## START Exercise inputs
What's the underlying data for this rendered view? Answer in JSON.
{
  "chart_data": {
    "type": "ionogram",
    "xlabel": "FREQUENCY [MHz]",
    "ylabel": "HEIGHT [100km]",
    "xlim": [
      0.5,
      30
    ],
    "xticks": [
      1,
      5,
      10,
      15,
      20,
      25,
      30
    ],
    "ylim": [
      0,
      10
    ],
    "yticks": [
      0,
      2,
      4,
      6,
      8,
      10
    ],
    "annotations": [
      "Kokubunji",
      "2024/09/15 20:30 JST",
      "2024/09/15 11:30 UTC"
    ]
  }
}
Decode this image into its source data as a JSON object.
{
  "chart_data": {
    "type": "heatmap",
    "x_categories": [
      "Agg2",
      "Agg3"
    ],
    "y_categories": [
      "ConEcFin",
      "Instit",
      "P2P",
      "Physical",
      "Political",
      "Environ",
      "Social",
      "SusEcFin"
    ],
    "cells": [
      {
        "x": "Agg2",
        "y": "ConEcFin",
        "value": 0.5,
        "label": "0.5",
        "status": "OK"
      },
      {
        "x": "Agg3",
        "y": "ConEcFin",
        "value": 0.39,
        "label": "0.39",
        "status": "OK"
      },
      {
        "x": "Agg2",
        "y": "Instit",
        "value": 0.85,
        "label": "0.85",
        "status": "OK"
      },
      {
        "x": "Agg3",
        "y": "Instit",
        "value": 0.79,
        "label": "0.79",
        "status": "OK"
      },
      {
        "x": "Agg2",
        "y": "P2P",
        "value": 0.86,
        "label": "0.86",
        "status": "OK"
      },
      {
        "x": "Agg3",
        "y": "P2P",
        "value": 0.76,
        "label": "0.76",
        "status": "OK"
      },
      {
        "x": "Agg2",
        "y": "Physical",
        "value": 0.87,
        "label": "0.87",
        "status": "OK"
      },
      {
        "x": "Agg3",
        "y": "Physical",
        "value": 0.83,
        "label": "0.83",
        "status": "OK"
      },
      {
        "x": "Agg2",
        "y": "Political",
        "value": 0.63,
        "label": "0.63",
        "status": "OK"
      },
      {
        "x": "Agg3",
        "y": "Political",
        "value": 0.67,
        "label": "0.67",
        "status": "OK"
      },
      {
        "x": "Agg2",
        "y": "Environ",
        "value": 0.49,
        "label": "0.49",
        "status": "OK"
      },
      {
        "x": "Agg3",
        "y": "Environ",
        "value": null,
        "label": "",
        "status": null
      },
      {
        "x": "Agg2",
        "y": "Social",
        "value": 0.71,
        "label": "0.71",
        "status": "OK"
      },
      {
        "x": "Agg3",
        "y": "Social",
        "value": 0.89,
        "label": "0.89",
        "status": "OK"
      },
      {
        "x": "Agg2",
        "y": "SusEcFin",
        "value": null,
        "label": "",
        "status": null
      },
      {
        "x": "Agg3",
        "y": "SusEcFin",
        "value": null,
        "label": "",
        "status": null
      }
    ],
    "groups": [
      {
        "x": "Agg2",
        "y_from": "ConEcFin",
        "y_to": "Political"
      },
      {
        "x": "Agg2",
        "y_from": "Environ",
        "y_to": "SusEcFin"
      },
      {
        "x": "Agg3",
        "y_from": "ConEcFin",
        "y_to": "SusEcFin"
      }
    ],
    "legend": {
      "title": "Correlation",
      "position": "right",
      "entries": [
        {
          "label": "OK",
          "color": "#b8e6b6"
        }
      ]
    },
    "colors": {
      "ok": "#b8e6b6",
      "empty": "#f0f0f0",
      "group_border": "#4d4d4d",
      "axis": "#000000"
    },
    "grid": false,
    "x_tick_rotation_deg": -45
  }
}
## END Exercise inputs
Stated exercise → All of the entries above should be written out again exactly.

Solution below →
What's the underlying data for this rendered view? Answer in JSON.
{
  "chart_data": {
    "type": "ionogram",
    "xlabel": "FREQUENCY [MHz]",
    "ylabel": "HEIGHT [100km]",
    "xlim": [
      0.5,
      30
    ],
    "xticks": [
      1,
      5,
      10,
      15,
      20,
      25,
      30
    ],
    "ylim": [
      0,
      10
    ],
    "yticks": [
      0,
      2,
      4,
      6,
      8,
      10
    ],
    "annotations": [
      "Kokubunji",
      "2024/09/15 20:30 JST",
      "2024/09/15 11:30 UTC"
    ]
  }
}
Decode this image into its source data as a JSON object.
{
  "chart_data": {
    "type": "heatmap",
    "x_categories": [
      "Agg2",
      "Agg3"
    ],
    "y_categories": [
      "ConEcFin",
      "Instit",
      "P2P",
      "Physical",
      "Political",
      "Environ",
      "Social",
      "SusEcFin"
    ],
    "cells": [
      {
        "x": "Agg2",
        "y": "ConEcFin",
        "value": 0.5,
        "label": "0.5",
        "status": "OK"
      },
      {
        "x": "Agg3",
        "y": "ConEcFin",
        "value": 0.39,
        "label": "0.39",
        "status": "OK"
      },
      {
        "x": "Agg2",
        "y": "Instit",
        "value": 0.85,
        "label": "0.85",
        "status": "OK"
      },
      {
        "x": "Agg3",
        "y": "Instit",
        "value": 0.79,
        "label": "0.79",
        "status": "OK"
      },
      {
        "x": "Agg2",
        "y": "P2P",
        "value": 0.86,
        "label": "0.86",
        "status": "OK"
      },
      {
        "x": "Agg3",
        "y": "P2P",
        "value": 0.76,
        "label": "0.76",
        "status": "OK"
      },
      {
        "x": "Agg2",
        "y": "Physical",
        "value": 0.87,
        "label": "0.87",
        "status": "OK"
      },
      {
        "x": "Agg3",
        "y": "Physical",
        "value": 0.83,
        "label": "0.83",
        "status": "OK"
      },
      {
        "x": "Agg2",
        "y": "Political",
        "value": 0.63,
        "label": "0.63",
        "status": "OK"
      },
      {
        "x": "Agg3",
        "y": "Political",
        "value": 0.67,
        "label": "0.67",
        "status": "OK"
      },
      {
        "x": "Agg2",
        "y": "Environ",
        "value": 0.49,
        "label": "0.49",
        "status": "OK"
      },
      {
        "x": "Agg3",
        "y": "Environ",
        "value": null,
        "label": "",
        "status": null
      },
      {
        "x": "Agg2",
        "y": "Social",
        "value": 0.71,
        "label": "0.71",
        "status": "OK"
      },
      {
        "x": "Agg3",
        "y": "Social",
        "value": 0.89,
        "label": "0.89",
        "status": "OK"
      },
      {
        "x": "Agg2",
        "y": "SusEcFin",
        "value": null,
        "label": "",
        "status": null
      },
      {
        "x": "Agg3",
        "y": "SusEcFin",
        "value": null,
        "label": "",
        "status": null
      }
    ],
    "groups": [
      {
        "x": "Agg2",
        "y_from": "ConEcFin",
        "y_to": "Political"
      },
      {
        "x": "Agg2",
        "y_from": "Environ",
        "y_to": "SusEcFin"
      },
      {
        "x": "Agg3",
        "y_from": "ConEcFin",
        "y_to": "SusEcFin"
      }
    ],
    "legend": {
      "title": "Correlation",
      "position": "right",
      "entries": [
        {
          "label": "OK",
          "color": "#b8e6b6"
        }
      ]
    },
    "colors": {
      "ok": "#b8e6b6",
      "empty": "#f0f0f0",
      "group_border": "#4d4d4d",
      "axis": "#000000"
    },
    "grid": false,
    "x_tick_rotation_deg": -45
  }
}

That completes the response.